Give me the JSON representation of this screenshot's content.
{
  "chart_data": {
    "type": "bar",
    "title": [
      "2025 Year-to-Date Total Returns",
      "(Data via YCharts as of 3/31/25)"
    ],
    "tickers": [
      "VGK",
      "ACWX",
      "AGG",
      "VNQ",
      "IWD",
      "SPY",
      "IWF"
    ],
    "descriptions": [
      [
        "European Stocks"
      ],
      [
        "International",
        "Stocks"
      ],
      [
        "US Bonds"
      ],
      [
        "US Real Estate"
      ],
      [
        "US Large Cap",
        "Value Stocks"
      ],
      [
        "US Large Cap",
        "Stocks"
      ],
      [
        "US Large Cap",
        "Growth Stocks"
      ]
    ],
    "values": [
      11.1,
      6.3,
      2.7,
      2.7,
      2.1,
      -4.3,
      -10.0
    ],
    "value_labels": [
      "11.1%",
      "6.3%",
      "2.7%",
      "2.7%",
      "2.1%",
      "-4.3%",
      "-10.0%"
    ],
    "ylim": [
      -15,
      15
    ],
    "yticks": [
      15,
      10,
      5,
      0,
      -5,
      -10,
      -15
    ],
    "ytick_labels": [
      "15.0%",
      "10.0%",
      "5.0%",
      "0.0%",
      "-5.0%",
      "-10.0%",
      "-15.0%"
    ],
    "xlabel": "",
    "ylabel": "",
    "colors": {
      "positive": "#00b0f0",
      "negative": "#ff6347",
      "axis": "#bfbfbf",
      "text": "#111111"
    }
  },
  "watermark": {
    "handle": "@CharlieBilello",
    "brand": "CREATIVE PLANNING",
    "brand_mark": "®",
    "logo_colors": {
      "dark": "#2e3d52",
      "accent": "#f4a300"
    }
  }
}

**Goal of the exercise**
Please set down each line of the records exactly as given.

**Task solution**
Give me the JSON representation of this screenshot's content.
{
  "chart_data": {
    "type": "bar",
    "title": [
      "2025 Year-to-Date Total Returns",
      "(Data via YCharts as of 3/31/25)"
    ],
    "tickers": [
      "VGK",
      "ACWX",
      "AGG",
      "VNQ",
      "IWD",
      "SPY",
      "IWF"
    ],
    "descriptions": [
      [
        "European Stocks"
      ],
      [
        "International",
        "Stocks"
      ],
      [
        "US Bonds"
      ],
      [
        "US Real Estate"
      ],
      [
        "US Large Cap",
        "Value Stocks"
      ],
      [
        "US Large Cap",
        "Stocks"
      ],
      [
        "US Large Cap",
        "Growth Stocks"
      ]
    ],
    "values": [
      11.1,
      6.3,
      2.7,
      2.7,
      2.1,
      -4.3,
      -10.0
    ],
    "value_labels": [
      "11.1%",
      "6.3%",
      "2.7%",
      "2.7%",
      "2.1%",
      "-4.3%",
      "-10.0%"
    ],
    "ylim": [
      -15,
      15
    ],
    "yticks": [
      15,
      10,
      5,
      0,
      -5,
      -10,
      -15
    ],
    "ytick_labels": [
      "15.0%",
      "10.0%",
      "5.0%",
      "0.0%",
      "-5.0%",
      "-10.0%",
      "-15.0%"
    ],
    "xlabel": "",
    "ylabel": "",
    "colors": {
      "positive": "#00b0f0",
      "negative": "#ff6347",
      "axis": "#bfbfbf",
      "text": "#111111"
    }
  },
  "watermark": {
    "handle": "@CharlieBilello",
    "brand": "CREATIVE PLANNING",
    "brand_mark": "®",
    "logo_colors": {
      "dark": "#2e3d52",
      "accent": "#f4a300"
    }
  }
}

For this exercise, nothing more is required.